- **DATA ENTRIES**
__________

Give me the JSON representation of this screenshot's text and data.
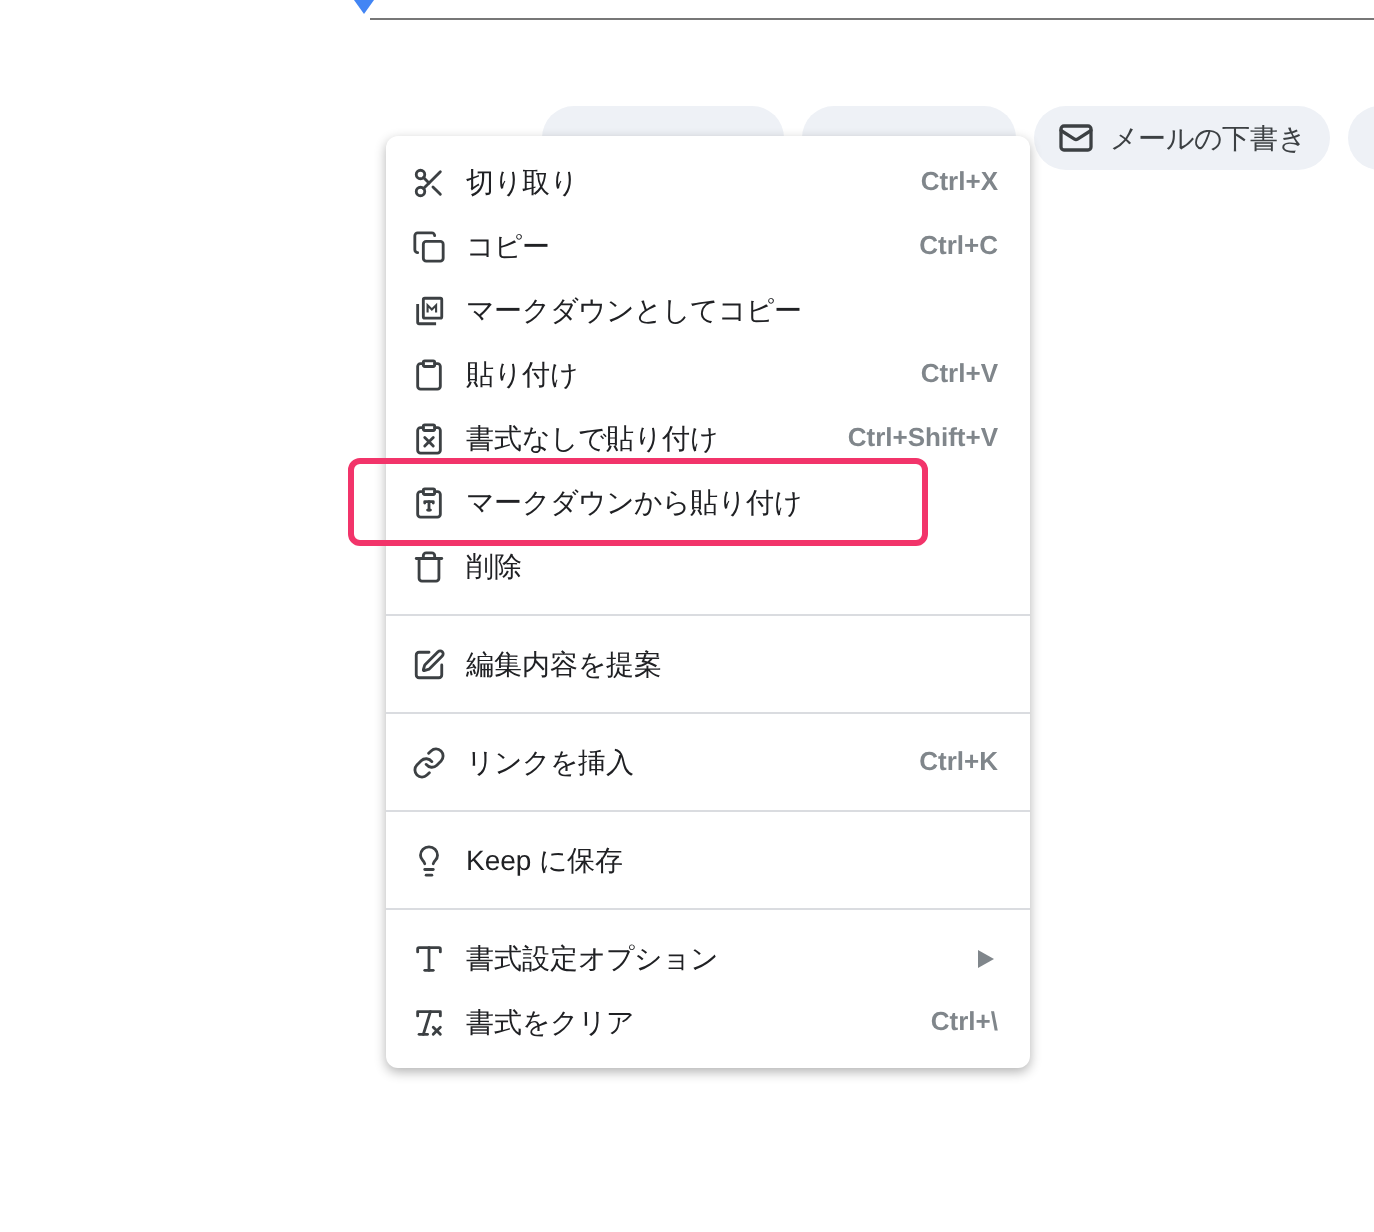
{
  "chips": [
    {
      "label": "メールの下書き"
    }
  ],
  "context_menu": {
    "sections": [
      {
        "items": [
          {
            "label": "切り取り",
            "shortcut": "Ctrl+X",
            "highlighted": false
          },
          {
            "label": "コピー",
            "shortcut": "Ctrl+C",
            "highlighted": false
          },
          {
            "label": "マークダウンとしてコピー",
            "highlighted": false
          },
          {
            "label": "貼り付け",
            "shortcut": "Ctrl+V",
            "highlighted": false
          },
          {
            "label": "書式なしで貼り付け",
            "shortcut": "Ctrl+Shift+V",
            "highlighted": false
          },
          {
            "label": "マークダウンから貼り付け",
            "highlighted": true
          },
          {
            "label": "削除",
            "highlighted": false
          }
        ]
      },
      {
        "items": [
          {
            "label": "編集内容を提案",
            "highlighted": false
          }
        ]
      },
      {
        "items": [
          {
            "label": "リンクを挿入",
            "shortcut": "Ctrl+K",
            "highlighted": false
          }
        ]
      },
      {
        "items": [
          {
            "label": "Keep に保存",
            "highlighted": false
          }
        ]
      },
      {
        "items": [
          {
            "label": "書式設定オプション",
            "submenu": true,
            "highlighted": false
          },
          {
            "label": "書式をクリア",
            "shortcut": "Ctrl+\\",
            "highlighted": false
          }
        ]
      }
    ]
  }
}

__________

- **INSTRUCTIONS FOR THE TASK**
Using the material above, retype each entry exactly and omit the pictures.

- **EXERCISE SOLUTION**
Give me the JSON representation of this screenshot's text and data.
{
  "chips": [
    {
      "label": "メールの下書き"
    }
  ],
  "context_menu": {
    "sections": [
      {
        "items": [
          {
            "label": "切り取り",
            "shortcut": "Ctrl+X",
            "highlighted": false
          },
          {
            "label": "コピー",
            "shortcut": "Ctrl+C",
            "highlighted": false
          },
          {
            "label": "マークダウンとしてコピー",
            "highlighted": false
          },
          {
            "label": "貼り付け",
            "shortcut": "Ctrl+V",
            "highlighted": false
          },
          {
            "label": "書式なしで貼り付け",
            "shortcut": "Ctrl+Shift+V",
            "highlighted": false
          },
          {
            "label": "マークダウンから貼り付け",
            "highlighted": true
          },
          {
            "label": "削除",
            "highlighted": false
          }
        ]
      },
      {
        "items": [
          {
            "label": "編集内容を提案",
            "highlighted": false
          }
        ]
      },
      {
        "items": [
          {
            "label": "リンクを挿入",
            "shortcut": "Ctrl+K",
            "highlighted": false
          }
        ]
      },
      {
        "items": [
          {
            "label": "Keep に保存",
            "highlighted": false
          }
        ]
      },
      {
        "items": [
          {
            "label": "書式設定オプション",
            "submenu": true,
            "highlighted": false
          },
          {
            "label": "書式をクリア",
            "shortcut": "Ctrl+\\",
            "highlighted": false
          }
        ]
      }
    ]
  }
}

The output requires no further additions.